▶ GOAL
Your task is to repeat the listing exactly.

[start]

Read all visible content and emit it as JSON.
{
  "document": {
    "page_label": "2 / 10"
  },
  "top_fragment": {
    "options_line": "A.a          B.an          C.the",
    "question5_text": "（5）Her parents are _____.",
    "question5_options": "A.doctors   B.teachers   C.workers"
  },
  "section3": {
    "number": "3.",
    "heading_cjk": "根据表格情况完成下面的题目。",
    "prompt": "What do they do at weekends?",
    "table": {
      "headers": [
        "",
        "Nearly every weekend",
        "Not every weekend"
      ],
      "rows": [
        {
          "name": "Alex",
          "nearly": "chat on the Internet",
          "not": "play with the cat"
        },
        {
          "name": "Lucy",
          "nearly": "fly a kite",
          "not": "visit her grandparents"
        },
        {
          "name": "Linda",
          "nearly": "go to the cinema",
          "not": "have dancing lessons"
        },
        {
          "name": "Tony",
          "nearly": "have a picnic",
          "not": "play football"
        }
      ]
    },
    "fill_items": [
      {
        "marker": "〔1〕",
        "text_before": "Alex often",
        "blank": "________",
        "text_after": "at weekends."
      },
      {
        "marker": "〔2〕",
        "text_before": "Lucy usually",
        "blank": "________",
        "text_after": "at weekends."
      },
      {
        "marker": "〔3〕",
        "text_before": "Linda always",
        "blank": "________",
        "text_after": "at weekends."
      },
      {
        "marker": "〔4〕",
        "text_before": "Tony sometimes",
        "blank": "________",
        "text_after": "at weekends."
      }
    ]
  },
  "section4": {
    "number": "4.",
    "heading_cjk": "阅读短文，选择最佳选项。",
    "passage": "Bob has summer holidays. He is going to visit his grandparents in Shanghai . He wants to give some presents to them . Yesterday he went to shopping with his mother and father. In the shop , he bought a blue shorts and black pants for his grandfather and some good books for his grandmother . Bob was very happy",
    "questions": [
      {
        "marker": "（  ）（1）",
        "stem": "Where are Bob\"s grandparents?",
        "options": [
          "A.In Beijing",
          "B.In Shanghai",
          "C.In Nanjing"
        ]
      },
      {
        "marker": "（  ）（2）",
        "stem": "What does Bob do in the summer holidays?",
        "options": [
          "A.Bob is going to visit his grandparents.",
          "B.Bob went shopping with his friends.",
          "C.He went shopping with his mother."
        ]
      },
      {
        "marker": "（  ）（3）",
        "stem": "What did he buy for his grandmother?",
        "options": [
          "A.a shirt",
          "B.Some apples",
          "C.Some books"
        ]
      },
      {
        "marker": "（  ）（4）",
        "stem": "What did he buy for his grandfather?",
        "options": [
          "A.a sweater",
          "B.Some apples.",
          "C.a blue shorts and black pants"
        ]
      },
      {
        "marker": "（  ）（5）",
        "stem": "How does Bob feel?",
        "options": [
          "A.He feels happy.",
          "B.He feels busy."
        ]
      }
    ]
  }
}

[end]

▶ CORRECT RESULT
Read all visible content and emit it as JSON.
{
  "document": {
    "page_label": "2 / 10"
  },
  "top_fragment": {
    "options_line": "A.a          B.an          C.the",
    "question5_text": "（5）Her parents are _____.",
    "question5_options": "A.doctors   B.teachers   C.workers"
  },
  "section3": {
    "number": "3.",
    "heading_cjk": "根据表格情况完成下面的题目。",
    "prompt": "What do they do at weekends?",
    "table": {
      "headers": [
        "",
        "Nearly every weekend",
        "Not every weekend"
      ],
      "rows": [
        {
          "name": "Alex",
          "nearly": "chat on the Internet",
          "not": "play with the cat"
        },
        {
          "name": "Lucy",
          "nearly": "fly a kite",
          "not": "visit her grandparents"
        },
        {
          "name": "Linda",
          "nearly": "go to the cinema",
          "not": "have dancing lessons"
        },
        {
          "name": "Tony",
          "nearly": "have a picnic",
          "not": "play football"
        }
      ]
    },
    "fill_items": [
      {
        "marker": "〔1〕",
        "text_before": "Alex often",
        "blank": "________",
        "text_after": "at weekends."
      },
      {
        "marker": "〔2〕",
        "text_before": "Lucy usually",
        "blank": "________",
        "text_after": "at weekends."
      },
      {
        "marker": "〔3〕",
        "text_before": "Linda always",
        "blank": "________",
        "text_after": "at weekends."
      },
      {
        "marker": "〔4〕",
        "text_before": "Tony sometimes",
        "blank": "________",
        "text_after": "at weekends."
      }
    ]
  },
  "section4": {
    "number": "4.",
    "heading_cjk": "阅读短文，选择最佳选项。",
    "passage": "Bob has summer holidays. He is going to visit his grandparents in Shanghai . He wants to give some presents to them . Yesterday he went to shopping with his mother and father. In the shop , he bought a blue shorts and black pants for his grandfather and some good books for his grandmother . Bob was very happy",
    "questions": [
      {
        "marker": "（  ）（1）",
        "stem": "Where are Bob\"s grandparents?",
        "options": [
          "A.In Beijing",
          "B.In Shanghai",
          "C.In Nanjing"
        ]
      },
      {
        "marker": "（  ）（2）",
        "stem": "What does Bob do in the summer holidays?",
        "options": [
          "A.Bob is going to visit his grandparents.",
          "B.Bob went shopping with his friends.",
          "C.He went shopping with his mother."
        ]
      },
      {
        "marker": "（  ）（3）",
        "stem": "What did he buy for his grandmother?",
        "options": [
          "A.a shirt",
          "B.Some apples",
          "C.Some books"
        ]
      },
      {
        "marker": "（  ）（4）",
        "stem": "What did he buy for his grandfather?",
        "options": [
          "A.a sweater",
          "B.Some apples.",
          "C.a blue shorts and black pants"
        ]
      },
      {
        "marker": "（  ）（5）",
        "stem": "How does Bob feel?",
        "options": [
          "A.He feels happy.",
          "B.He feels busy."
        ]
      }
    ]
  }
}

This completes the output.